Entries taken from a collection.

-------------------------

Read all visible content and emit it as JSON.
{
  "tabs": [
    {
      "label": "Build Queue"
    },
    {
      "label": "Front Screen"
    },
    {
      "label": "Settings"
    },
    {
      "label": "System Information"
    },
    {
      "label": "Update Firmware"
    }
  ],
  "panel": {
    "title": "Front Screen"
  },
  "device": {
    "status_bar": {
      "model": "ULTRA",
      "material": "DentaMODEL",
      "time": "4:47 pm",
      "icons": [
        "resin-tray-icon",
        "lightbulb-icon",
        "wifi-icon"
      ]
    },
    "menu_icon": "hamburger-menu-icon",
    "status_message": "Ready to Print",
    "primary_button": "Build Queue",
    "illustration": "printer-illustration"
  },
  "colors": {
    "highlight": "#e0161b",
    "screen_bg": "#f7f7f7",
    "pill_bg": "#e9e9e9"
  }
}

-------------------------

OBJECTIVE.
Report how many lines in this data include the string "label", and nothing else.

SOLUTION BELOW.
5